#### WHAT THE TASK ASKS
Print every record below exactly as written.

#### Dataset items
** START **
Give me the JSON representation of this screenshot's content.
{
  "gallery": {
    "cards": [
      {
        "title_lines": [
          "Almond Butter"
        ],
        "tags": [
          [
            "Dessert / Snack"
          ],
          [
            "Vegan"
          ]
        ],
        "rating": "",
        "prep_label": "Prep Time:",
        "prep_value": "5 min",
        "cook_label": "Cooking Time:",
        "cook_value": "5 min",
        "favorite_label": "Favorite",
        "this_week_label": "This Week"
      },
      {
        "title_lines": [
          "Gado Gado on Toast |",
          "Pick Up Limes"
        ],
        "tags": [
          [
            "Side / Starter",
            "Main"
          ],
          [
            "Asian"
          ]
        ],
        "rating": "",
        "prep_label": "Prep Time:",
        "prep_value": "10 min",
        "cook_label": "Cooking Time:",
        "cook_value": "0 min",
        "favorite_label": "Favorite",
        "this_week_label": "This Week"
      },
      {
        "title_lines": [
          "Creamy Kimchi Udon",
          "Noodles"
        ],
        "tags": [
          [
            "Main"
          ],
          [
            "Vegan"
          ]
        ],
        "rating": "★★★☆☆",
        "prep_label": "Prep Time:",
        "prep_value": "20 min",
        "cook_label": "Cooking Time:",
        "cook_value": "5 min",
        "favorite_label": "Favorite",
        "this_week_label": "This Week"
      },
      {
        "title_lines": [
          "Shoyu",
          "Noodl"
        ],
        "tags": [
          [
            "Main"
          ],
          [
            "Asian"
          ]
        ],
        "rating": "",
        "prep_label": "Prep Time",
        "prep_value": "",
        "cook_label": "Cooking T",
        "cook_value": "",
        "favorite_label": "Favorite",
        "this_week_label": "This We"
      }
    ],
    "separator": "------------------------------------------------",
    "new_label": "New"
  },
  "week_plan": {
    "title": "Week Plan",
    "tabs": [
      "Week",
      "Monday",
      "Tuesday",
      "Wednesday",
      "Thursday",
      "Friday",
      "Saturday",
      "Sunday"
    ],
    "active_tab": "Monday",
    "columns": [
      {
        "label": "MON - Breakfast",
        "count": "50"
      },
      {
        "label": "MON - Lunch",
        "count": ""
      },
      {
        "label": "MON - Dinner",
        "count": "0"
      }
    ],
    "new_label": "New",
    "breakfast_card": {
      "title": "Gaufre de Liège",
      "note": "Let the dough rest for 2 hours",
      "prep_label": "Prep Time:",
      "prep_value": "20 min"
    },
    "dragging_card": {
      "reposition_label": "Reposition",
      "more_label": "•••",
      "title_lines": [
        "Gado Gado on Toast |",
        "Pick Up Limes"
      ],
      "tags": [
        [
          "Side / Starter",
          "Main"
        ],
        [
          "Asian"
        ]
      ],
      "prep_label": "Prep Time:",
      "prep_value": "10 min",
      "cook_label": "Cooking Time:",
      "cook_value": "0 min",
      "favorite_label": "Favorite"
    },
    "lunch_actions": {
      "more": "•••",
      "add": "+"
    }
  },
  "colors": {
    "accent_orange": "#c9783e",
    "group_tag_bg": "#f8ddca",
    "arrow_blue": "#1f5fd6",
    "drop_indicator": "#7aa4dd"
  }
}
** END **
#### RESULT OF THIS TASK
Give me the JSON representation of this screenshot's content.
{
  "gallery": {
    "cards": [
      {
        "title_lines": [
          "Almond Butter"
        ],
        "tags": [
          [
            "Dessert / Snack"
          ],
          [
            "Vegan"
          ]
        ],
        "rating": "",
        "prep_label": "Prep Time:",
        "prep_value": "5 min",
        "cook_label": "Cooking Time:",
        "cook_value": "5 min",
        "favorite_label": "Favorite",
        "this_week_label": "This Week"
      },
      {
        "title_lines": [
          "Gado Gado on Toast |",
          "Pick Up Limes"
        ],
        "tags": [
          [
            "Side / Starter",
            "Main"
          ],
          [
            "Asian"
          ]
        ],
        "rating": "",
        "prep_label": "Prep Time:",
        "prep_value": "10 min",
        "cook_label": "Cooking Time:",
        "cook_value": "0 min",
        "favorite_label": "Favorite",
        "this_week_label": "This Week"
      },
      {
        "title_lines": [
          "Creamy Kimchi Udon",
          "Noodles"
        ],
        "tags": [
          [
            "Main"
          ],
          [
            "Vegan"
          ]
        ],
        "rating": "★★★☆☆",
        "prep_label": "Prep Time:",
        "prep_value": "20 min",
        "cook_label": "Cooking Time:",
        "cook_value": "5 min",
        "favorite_label": "Favorite",
        "this_week_label": "This Week"
      },
      {
        "title_lines": [
          "Shoyu",
          "Noodl"
        ],
        "tags": [
          [
            "Main"
          ],
          [
            "Asian"
          ]
        ],
        "rating": "",
        "prep_label": "Prep Time",
        "prep_value": "",
        "cook_label": "Cooking T",
        "cook_value": "",
        "favorite_label": "Favorite",
        "this_week_label": "This We"
      }
    ],
    "separator": "------------------------------------------------",
    "new_label": "New"
  },
  "week_plan": {
    "title": "Week Plan",
    "tabs": [
      "Week",
      "Monday",
      "Tuesday",
      "Wednesday",
      "Thursday",
      "Friday",
      "Saturday",
      "Sunday"
    ],
    "active_tab": "Monday",
    "columns": [
      {
        "label": "MON - Breakfast",
        "count": "50"
      },
      {
        "label": "MON - Lunch",
        "count": ""
      },
      {
        "label": "MON - Dinner",
        "count": "0"
      }
    ],
    "new_label": "New",
    "breakfast_card": {
      "title": "Gaufre de Liège",
      "note": "Let the dough rest for 2 hours",
      "prep_label": "Prep Time:",
      "prep_value": "20 min"
    },
    "dragging_card": {
      "reposition_label": "Reposition",
      "more_label": "•••",
      "title_lines": [
        "Gado Gado on Toast |",
        "Pick Up Limes"
      ],
      "tags": [
        [
          "Side / Starter",
          "Main"
        ],
        [
          "Asian"
        ]
      ],
      "prep_label": "Prep Time:",
      "prep_value": "10 min",
      "cook_label": "Cooking Time:",
      "cook_value": "0 min",
      "favorite_label": "Favorite"
    },
    "lunch_actions": {
      "more": "•••",
      "add": "+"
    }
  },
  "colors": {
    "accent_orange": "#c9783e",
    "group_tag_bg": "#f8ddca",
    "arrow_blue": "#1f5fd6",
    "drop_indicator": "#7aa4dd"
  }
}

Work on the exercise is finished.